JOB:
Below are the entries; count the lines in them that contain the word "EBAF" and give only the number.
--- Start GIVEN ENTRIES ---
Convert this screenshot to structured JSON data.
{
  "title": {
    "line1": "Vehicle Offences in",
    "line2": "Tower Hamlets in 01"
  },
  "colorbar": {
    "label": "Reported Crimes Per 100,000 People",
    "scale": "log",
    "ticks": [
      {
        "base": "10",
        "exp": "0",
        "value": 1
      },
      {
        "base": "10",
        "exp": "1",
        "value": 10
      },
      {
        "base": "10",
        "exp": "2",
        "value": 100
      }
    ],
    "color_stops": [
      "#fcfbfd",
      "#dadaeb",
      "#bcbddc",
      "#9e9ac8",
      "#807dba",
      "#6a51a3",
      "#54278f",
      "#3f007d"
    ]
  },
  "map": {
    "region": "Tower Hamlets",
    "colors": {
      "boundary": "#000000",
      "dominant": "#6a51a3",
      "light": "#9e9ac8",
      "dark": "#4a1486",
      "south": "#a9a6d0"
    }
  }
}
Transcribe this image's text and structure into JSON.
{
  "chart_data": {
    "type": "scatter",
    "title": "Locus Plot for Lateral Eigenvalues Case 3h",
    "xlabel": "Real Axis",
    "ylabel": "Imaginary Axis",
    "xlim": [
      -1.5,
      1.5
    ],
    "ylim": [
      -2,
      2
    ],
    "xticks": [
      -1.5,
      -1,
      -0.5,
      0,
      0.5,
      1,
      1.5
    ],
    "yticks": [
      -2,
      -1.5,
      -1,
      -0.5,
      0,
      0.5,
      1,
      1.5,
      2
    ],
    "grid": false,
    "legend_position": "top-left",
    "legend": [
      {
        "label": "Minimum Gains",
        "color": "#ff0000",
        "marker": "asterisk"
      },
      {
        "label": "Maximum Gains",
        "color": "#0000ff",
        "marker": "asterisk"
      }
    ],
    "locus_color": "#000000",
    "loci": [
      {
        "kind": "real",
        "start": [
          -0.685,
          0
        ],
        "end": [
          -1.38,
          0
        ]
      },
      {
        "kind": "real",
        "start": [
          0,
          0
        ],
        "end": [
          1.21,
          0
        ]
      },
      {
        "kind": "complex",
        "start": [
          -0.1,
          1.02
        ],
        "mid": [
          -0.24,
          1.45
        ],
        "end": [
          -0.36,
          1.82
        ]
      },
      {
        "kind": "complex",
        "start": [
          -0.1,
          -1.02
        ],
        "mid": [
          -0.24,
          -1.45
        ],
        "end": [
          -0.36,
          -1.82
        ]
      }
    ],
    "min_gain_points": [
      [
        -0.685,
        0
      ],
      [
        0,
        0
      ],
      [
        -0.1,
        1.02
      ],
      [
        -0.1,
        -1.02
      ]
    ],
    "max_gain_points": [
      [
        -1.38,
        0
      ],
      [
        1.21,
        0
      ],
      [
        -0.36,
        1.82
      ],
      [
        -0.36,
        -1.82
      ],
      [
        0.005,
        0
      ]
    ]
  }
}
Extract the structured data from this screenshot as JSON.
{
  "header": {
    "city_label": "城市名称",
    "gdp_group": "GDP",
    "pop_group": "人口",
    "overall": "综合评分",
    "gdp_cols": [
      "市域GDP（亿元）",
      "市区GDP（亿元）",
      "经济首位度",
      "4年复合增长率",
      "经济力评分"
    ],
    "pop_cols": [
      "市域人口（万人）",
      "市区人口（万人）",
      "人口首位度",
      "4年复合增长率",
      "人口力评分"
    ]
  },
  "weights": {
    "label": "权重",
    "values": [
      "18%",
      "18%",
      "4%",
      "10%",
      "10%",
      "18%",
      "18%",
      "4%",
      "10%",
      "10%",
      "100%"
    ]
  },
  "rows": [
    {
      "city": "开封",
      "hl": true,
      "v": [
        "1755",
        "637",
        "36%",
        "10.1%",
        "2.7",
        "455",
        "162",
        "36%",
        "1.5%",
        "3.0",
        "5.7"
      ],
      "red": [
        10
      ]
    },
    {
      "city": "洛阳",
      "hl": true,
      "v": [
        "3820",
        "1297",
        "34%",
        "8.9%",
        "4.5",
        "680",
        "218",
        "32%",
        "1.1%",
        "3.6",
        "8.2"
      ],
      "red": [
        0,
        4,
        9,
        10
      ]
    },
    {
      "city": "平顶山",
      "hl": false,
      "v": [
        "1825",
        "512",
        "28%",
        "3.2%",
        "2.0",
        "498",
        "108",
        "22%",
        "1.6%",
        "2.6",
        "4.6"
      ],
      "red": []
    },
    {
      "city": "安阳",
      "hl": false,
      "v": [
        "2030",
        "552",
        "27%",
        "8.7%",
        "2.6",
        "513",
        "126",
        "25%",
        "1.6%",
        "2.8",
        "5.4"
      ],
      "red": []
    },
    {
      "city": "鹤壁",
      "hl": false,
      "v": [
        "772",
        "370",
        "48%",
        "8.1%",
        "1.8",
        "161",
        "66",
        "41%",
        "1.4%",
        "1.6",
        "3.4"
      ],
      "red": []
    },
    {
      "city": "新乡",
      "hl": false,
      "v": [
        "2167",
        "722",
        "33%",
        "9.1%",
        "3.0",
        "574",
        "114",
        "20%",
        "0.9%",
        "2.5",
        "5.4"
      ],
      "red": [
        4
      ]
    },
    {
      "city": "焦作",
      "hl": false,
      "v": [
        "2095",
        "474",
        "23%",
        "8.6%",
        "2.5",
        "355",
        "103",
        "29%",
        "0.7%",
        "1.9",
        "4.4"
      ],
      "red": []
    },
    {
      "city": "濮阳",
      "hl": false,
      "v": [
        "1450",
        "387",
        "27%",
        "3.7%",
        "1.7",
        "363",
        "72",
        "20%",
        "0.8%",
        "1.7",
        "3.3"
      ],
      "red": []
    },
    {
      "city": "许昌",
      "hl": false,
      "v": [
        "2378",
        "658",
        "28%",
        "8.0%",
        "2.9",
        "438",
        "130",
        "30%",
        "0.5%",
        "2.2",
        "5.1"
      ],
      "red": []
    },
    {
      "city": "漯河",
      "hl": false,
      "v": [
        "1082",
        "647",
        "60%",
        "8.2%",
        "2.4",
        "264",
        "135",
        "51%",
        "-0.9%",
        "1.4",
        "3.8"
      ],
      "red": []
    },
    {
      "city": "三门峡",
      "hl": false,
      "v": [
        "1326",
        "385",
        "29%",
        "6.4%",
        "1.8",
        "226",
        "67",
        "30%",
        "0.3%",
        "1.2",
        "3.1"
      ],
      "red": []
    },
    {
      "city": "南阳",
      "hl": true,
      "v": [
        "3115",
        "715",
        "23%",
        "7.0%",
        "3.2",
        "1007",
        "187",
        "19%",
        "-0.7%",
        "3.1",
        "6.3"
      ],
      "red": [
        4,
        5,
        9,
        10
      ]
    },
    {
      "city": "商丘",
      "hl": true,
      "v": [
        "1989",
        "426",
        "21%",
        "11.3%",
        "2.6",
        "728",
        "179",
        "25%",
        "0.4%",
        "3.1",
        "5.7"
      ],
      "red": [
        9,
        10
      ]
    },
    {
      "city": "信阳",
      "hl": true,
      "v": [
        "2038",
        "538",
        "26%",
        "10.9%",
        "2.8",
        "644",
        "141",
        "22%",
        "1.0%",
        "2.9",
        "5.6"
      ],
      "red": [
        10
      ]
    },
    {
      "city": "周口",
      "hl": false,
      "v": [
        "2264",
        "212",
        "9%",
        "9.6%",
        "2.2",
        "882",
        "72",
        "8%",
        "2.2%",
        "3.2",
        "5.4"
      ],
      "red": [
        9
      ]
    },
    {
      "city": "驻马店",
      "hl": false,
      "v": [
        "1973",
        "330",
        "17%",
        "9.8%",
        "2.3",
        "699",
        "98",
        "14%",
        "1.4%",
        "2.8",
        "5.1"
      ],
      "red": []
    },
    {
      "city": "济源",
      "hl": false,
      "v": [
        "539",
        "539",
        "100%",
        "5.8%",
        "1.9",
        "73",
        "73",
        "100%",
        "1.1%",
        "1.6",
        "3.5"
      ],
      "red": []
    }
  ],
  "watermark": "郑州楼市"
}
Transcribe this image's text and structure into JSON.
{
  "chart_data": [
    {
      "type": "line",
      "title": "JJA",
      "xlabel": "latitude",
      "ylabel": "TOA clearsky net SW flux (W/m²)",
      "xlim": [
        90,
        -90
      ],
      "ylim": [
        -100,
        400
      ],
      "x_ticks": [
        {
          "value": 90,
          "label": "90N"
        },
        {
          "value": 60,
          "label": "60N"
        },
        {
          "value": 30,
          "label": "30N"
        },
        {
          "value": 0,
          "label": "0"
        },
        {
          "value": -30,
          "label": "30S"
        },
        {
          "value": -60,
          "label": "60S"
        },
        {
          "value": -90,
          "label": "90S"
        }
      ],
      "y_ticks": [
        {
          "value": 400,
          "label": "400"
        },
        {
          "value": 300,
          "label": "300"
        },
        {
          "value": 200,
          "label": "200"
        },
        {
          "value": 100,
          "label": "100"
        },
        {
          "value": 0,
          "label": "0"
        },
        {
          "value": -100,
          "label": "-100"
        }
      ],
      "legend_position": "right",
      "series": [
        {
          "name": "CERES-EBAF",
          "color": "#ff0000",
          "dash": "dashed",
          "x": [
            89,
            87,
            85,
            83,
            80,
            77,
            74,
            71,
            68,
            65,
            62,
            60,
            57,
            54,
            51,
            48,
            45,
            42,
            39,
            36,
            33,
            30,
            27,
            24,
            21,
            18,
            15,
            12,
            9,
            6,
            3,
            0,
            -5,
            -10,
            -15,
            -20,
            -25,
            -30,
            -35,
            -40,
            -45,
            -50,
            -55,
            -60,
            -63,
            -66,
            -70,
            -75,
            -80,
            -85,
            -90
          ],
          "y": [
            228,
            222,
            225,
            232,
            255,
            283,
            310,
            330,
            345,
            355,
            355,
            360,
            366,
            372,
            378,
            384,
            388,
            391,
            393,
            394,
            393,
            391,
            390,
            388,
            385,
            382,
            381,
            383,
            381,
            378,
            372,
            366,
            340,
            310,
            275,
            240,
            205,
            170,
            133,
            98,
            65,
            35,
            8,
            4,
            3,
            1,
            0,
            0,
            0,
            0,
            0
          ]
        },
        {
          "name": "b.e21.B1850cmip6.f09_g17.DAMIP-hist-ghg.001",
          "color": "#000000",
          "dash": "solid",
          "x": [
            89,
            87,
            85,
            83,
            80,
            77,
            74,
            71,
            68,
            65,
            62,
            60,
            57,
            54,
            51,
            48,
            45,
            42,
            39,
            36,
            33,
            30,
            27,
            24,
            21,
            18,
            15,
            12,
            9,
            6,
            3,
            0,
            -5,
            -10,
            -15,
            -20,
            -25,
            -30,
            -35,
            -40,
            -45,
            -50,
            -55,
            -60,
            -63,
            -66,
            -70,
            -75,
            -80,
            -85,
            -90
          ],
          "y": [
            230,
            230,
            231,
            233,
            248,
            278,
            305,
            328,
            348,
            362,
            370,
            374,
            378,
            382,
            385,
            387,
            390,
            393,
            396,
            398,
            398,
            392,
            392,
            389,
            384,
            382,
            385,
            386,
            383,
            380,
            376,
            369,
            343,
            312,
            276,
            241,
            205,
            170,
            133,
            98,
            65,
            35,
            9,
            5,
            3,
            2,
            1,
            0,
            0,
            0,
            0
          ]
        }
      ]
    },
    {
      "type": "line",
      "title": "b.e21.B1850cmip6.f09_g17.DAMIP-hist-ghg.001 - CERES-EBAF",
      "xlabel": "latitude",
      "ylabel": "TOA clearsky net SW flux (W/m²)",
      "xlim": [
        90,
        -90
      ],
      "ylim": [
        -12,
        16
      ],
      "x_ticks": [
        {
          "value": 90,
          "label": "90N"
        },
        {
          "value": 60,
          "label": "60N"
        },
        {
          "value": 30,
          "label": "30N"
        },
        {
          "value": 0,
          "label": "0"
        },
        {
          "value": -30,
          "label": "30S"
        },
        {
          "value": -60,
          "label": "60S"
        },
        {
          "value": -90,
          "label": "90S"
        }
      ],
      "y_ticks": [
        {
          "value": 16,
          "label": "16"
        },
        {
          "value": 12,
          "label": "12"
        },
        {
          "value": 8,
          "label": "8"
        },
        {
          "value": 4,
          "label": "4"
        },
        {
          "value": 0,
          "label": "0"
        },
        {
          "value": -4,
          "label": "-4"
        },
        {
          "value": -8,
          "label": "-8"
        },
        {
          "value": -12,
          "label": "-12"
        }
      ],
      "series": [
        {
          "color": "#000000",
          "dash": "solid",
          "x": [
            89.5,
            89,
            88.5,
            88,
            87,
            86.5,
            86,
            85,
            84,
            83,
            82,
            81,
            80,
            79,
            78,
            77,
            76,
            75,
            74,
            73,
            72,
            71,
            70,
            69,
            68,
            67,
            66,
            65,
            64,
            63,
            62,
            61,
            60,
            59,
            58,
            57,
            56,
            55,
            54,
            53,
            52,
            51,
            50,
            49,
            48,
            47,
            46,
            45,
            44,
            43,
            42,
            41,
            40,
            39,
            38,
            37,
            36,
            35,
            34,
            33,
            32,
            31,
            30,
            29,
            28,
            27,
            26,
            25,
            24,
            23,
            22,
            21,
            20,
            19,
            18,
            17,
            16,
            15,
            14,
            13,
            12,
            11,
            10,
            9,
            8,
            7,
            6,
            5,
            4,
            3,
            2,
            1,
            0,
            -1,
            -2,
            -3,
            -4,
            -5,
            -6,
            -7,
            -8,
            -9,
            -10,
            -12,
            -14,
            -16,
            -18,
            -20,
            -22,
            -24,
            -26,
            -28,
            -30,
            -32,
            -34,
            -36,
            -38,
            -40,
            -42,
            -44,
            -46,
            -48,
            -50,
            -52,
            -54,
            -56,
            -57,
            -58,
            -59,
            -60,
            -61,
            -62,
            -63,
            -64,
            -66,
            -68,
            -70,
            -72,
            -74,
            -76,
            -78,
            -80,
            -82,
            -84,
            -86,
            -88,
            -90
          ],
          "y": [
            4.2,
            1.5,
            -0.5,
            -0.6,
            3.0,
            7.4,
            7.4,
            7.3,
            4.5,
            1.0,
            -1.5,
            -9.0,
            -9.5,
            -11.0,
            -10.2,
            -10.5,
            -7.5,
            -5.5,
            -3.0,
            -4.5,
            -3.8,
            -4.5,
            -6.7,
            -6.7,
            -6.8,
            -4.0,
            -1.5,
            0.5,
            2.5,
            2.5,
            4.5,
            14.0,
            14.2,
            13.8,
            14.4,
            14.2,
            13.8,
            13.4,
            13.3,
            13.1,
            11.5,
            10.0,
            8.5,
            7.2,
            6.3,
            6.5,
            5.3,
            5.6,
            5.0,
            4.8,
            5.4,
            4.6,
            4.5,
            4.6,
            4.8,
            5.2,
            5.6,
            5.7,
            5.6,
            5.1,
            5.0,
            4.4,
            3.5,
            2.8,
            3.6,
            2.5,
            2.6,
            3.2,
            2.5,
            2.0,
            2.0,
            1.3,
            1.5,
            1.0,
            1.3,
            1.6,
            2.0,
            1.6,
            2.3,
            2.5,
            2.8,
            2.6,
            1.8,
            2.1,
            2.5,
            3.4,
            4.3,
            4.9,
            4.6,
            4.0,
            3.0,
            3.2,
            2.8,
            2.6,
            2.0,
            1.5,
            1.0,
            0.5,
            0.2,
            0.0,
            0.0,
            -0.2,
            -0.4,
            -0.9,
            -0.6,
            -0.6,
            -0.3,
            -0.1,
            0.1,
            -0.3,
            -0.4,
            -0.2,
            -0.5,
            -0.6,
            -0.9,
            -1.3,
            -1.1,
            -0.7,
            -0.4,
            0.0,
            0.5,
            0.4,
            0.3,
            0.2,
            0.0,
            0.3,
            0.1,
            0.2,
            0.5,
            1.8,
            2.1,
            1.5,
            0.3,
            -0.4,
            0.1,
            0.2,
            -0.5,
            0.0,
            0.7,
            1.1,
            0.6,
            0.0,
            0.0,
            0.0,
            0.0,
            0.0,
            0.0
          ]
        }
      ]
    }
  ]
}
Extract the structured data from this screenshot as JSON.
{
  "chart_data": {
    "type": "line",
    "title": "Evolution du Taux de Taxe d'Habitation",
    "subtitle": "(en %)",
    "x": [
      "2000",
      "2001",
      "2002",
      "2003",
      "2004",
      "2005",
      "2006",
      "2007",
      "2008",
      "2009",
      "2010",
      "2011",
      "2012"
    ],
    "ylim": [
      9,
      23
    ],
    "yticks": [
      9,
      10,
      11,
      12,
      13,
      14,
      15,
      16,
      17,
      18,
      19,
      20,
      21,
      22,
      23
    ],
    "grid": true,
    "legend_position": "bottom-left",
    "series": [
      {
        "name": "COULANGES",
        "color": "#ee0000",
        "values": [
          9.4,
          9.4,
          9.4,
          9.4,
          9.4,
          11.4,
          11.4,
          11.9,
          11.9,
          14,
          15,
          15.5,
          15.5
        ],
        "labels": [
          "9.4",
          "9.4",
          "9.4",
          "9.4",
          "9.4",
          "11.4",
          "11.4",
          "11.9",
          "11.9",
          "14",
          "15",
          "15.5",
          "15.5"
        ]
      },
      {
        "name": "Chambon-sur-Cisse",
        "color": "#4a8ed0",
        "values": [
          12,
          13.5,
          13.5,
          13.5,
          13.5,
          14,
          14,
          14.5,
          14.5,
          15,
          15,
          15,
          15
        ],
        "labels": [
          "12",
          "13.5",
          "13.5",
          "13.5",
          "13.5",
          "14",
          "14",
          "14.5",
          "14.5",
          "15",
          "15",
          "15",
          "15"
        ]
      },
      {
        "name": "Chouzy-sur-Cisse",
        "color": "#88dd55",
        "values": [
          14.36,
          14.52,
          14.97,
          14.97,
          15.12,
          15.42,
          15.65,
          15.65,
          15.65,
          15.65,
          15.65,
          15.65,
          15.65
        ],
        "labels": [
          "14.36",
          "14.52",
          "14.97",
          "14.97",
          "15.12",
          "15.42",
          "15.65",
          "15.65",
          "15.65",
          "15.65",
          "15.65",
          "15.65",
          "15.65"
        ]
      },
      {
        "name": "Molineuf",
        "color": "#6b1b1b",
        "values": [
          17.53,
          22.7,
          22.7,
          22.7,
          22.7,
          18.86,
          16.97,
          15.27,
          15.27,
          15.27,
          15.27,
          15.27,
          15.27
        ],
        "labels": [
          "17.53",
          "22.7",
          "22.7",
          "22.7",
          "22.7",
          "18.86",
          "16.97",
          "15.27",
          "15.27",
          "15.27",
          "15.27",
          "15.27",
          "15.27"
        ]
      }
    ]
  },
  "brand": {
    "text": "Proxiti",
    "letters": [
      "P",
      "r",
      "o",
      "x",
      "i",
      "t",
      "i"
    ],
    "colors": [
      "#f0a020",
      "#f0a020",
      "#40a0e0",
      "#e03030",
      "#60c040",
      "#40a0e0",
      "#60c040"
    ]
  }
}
--- End GIVEN ENTRIES ---
REPLY:
2